_Work request 1_
Name every program that the quarterly expense excerpt says was included in Discontinued programs for the three months ended March 31, 2025.
_Work request 2_
Repeat everything in the quarterly expense excerpt from "ADCT-601(1)" down to "current period presentation.".
_Work request 3_
Pick up the quarterly expense excerpt after its final sentence and write what comes next.

_Provided text_
Cost of product sales were $2.1 million for the three months ended March 31, 2025 as compared to cost of product sales of $2.5 million for the three months ended March 31, 2024, a decrease of $0.4 million, or 17.9%. The decrease in cost of product sales was primarily driven by a $1.1 million batch cancellation fee recognized during the three months ended March 31, 2024 and a $0.6 million increase in our excess inventory reserve during the three months ended March 31, 2024, partially offset by an inventory write-down of $1.2 million during the three months ended March 31, 2025.

Research and Development Expenses
The following table summarizes our research and development expenses for our major development programs for the three months ended March 31, 2025 and 2024:

Three Months Ended March 31,
(in thousands)20252024Change
ZYNLONTA$14,370 $14,999 $(629)
ADCT-601(1)
2,035 3,324 (1,289)
Preclinical product candidates and research pipeline7,762 3,691 4,071 
Other discontinued programs(2)
1,052 1,984 (932)
Not allocated to specific programs(3)
2,717 2,287 430 
Share-based compensation expense (reversal)992 (550)1,542 
Research and development expenses$28,928 $25,735 $3,193 
(1) ADCT-601 was discontinued in November 2024.
(2) For the three months ended March 31, 2025, Cami, ADCT-901, ADCT-212 and ADCT-602 were included in Discontinued programs. For the three months ended March 31, 2024 these programs were separately presented as major development programs. Prior periods have been recast to conform to the current period presentation.
(3 )Includes third-party contracting and employee expenses, as well as expense for preclinical research, storage, shipping and lab consumables that span multiple programs.

Research and development expense consists primarily of employee related expenses, including share-based compensation expense; costs for production of preclinical and clinical-stage product candidates by CMOs; fees and other costs paid to contract research organizations in connection with the performance of preclinical studies and clinical trials; costs of related facilities, materials and equipment; external costs associated with obtaining intellectual property; depreciation; and upfront fees and achieved milestone payments associated with R&D collaboration arrangements.
Our research and development expense may fluctuate from period to period based on a number of factors, including the timing, progress and stage of clinical trials, costs associated with regulatory approval processes and manufacturing costs associated with commercialization activities prior to the receipt of regulatory approval.

Items from a data source:
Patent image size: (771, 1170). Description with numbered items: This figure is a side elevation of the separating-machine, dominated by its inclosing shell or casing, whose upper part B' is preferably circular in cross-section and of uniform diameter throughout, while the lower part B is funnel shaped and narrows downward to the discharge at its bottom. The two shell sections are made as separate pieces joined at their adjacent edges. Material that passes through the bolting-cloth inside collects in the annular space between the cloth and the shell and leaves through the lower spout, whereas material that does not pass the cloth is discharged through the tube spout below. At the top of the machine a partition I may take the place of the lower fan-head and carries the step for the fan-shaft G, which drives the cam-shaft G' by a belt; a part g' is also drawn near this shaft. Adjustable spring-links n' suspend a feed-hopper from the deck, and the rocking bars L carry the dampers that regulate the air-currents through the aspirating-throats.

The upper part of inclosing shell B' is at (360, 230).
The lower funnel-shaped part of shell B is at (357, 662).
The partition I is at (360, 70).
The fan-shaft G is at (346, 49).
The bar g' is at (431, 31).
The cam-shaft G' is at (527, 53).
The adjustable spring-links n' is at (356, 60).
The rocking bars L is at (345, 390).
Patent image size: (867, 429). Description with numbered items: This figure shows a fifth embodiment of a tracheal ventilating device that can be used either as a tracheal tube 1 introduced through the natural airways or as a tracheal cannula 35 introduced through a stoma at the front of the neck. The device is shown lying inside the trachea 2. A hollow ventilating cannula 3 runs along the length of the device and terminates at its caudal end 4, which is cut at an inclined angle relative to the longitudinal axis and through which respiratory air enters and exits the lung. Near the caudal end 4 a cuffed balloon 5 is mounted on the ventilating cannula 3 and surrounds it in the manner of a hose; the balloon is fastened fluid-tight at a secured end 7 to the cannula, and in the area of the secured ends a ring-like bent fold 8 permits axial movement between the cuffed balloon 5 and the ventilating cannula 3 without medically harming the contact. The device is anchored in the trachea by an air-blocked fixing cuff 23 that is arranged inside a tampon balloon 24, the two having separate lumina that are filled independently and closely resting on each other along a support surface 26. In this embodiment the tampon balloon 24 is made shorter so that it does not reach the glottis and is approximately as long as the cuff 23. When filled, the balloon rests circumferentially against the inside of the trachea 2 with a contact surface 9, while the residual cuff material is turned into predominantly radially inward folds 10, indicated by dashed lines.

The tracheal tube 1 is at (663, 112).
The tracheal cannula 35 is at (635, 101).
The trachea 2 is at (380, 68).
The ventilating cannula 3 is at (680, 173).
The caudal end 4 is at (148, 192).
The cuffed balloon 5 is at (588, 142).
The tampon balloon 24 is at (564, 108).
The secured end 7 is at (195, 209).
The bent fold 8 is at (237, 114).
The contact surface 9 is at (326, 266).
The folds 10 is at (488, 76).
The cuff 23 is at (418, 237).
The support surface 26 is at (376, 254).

_Task output 1_
Cami, ADCT-901, ADCT-212 and ADCT-602

_Task output 2_
ADCT-601(1)
2,035 3,324 (1,289)
Preclinical product candidates and research pipeline7,762 3,691 4,071 
Other discontinued programs(2)
1,052 1,984 (932)
Not allocated to specific programs(3)
2,717 2,287 430 
Share-based compensation expense (reversal)992 (550)1,542 
Research and development expenses$28,928 $25,735 $3,193 
(1) ADCT-601 was discontinued in November 2024.
(2) For the three months ended March 31, 2025, Cami, ADCT-901, ADCT-212 and ADCT-602 were included in Discontinued programs. For the three months ended March 31, 2024 these programs were separately presented as major development programs. Prior periods have been recast to conform to the current period presentation.

_Task output 3_
Our R&D expenses were $28.9 million for the three months ended March 31, 2025 as compared to $25.7 million for the three months ended March 31, 2024, an increase of $3.2 million, or 12.4%, driven by the following programs and activities.



21



ZYNLONTA
Research and development expenses for ZYNLONTA were $14.4 million for the three months ended March 31, 2025 as compared to $15.0 million for the three months ended March 31, 2024, a decrease of $0.6 million, or 4.2%. The overall decrease was primarily due to a net decrease in external clinical trial costs of $1.5 million including a net decrease in costs associated with LOTIS 9 and other trials (as a result of the wind down of those trials) and timing of LOTIS 7 expenses, partially offset by fewer expenses being shared and reimbursed by our partners under our cost sharing arrangements as well as higher personnel expenses of $0.8 million.

ADCT-601
Research and development expenses for ADCT-601 were $2.0 million for the three months ended March 31, 2025 as compared to $3.3 million for the three months ended March 31, 2024, a decrease of $1.3 million, or 38.8%. The decrease is primarily attributable to fewer patients on study as the ADCT-601 program was discontinued in November 2024.
Preclinical product candidates and research pipeline
Research and development expenses associated with our preclinical product candidates and research pipeline were $7.8 million for the three months ended March 31, 2025 as compared to $3.7 million for the three months ended March 31, 2024, an increase of $4.1 million, or 110.3%. The increase is primarily attributable to a $4.8 million net increase in spending on our next-generation investigational ADCs, partially offset by a net decrease of $0.7 million in spend on other research strategy, platform and pipeline initiatives.

Discontinued programs

Research and development expenses associated with our discontinued programs including Cami, ADCT-901, ADCT-212 and ADCT-602 have decreased to $1.1 million for three months ended March 31, 2025 from $2.0 million for the three months ended March 31, 2024, a decrease of $0.9 million, or 47.0%. The decrease was attributable to decreased spending on Cami of $1.0 million, ADCT-212 of $0.1 million and ADCT-602 of $0.1 million, partly offset by an increase of $0.3 million for ADCT-901.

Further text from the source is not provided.